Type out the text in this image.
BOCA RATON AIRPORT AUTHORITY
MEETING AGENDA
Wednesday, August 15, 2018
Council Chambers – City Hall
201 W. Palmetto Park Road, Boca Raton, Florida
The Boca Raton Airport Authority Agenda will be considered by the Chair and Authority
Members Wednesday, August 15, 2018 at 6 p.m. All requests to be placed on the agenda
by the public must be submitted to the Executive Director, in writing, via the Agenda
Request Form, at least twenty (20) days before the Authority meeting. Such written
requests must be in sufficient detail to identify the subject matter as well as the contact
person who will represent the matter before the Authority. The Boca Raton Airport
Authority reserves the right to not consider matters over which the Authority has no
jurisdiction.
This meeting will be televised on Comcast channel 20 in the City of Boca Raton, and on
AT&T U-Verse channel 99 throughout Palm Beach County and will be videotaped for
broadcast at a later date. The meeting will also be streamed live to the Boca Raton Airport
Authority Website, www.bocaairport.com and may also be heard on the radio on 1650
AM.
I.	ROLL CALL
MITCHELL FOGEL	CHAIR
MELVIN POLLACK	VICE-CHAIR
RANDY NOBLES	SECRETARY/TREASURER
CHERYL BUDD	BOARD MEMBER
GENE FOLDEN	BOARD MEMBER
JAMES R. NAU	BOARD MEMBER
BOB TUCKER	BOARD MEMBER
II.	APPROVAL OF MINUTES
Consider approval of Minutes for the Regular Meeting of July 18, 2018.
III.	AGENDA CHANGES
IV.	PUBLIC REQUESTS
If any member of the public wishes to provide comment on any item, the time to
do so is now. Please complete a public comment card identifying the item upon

────────────────────────────────────────

• Exercise description
Take the lines above and print them exactly.

• Task output
Type out the text in this image.
BOCA RATON AIRPORT AUTHORITY
MEETING AGENDA
Wednesday, August 15, 2018
Council Chambers – City Hall
201 W. Palmetto Park Road, Boca Raton, Florida
The Boca Raton Airport Authority Agenda will be considered by the Chair and Authority
Members Wednesday, August 15, 2018 at 6 p.m. All requests to be placed on the agenda
by the public must be submitted to the Executive Director, in writing, via the Agenda
Request Form, at least twenty (20) days before the Authority meeting. Such written
requests must be in sufficient detail to identify the subject matter as well as the contact
person who will represent the matter before the Authority. The Boca Raton Airport
Authority reserves the right to not consider matters over which the Authority has no
jurisdiction.
This meeting will be televised on Comcast channel 20 in the City of Boca Raton, and on
AT&T U-Verse channel 99 throughout Palm Beach County and will be videotaped for
broadcast at a later date. The meeting will also be streamed live to the Boca Raton Airport
Authority Website, www.bocaairport.com and may also be heard on the radio on 1650
AM.
I.	ROLL CALL
MITCHELL FOGEL	CHAIR
MELVIN POLLACK	VICE-CHAIR
RANDY NOBLES	SECRETARY/TREASURER
CHERYL BUDD	BOARD MEMBER
GENE FOLDEN	BOARD MEMBER
JAMES R. NAU	BOARD MEMBER
BOB TUCKER	BOARD MEMBER
II.	APPROVAL OF MINUTES
Consider approval of Minutes for the Regular Meeting of July 18, 2018.
III.	AGENDA CHANGES
IV.	PUBLIC REQUESTS
If any member of the public wishes to provide comment on any item, the time to
do so is now. Please complete a public comment card identifying the item upon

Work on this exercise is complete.